* **What this task involves**
Scan the lines below for the string "source" and copy every one that has it.

(Dataset items)
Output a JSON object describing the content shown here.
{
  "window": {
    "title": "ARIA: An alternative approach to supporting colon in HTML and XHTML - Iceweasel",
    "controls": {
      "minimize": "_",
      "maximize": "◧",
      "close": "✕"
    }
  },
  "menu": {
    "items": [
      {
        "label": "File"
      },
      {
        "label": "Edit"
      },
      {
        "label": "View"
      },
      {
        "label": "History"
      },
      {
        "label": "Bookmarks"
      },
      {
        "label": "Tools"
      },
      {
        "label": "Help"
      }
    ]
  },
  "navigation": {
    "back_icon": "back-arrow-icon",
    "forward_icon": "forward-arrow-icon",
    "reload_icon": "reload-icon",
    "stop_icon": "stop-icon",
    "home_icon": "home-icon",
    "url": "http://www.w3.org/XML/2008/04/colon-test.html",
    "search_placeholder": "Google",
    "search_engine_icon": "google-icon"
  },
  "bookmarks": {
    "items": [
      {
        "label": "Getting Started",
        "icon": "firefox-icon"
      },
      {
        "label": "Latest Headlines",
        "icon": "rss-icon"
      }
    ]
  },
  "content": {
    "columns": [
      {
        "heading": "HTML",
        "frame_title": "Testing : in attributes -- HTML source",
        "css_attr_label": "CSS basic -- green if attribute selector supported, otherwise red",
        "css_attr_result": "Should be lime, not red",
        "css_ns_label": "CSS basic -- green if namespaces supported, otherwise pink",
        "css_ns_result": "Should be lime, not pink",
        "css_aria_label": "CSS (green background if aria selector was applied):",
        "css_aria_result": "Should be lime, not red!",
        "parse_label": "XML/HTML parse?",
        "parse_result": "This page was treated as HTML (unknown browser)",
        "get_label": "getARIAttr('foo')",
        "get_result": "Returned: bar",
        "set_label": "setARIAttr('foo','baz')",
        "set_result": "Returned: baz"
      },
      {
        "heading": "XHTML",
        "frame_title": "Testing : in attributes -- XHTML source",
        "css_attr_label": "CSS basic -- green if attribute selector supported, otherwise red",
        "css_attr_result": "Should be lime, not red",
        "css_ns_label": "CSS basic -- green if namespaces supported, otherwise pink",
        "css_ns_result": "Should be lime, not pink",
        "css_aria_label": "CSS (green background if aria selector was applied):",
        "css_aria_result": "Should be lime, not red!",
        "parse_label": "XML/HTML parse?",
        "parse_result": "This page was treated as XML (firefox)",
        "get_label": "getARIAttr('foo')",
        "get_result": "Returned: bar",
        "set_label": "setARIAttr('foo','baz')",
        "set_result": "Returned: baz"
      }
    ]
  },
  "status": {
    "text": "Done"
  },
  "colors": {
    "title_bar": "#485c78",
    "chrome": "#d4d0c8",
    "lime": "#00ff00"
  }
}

* **Written reply**
        "frame_title": "Testing : in attributes -- HTML source",
        "frame_title": "Testing : in attributes -- XHTML source",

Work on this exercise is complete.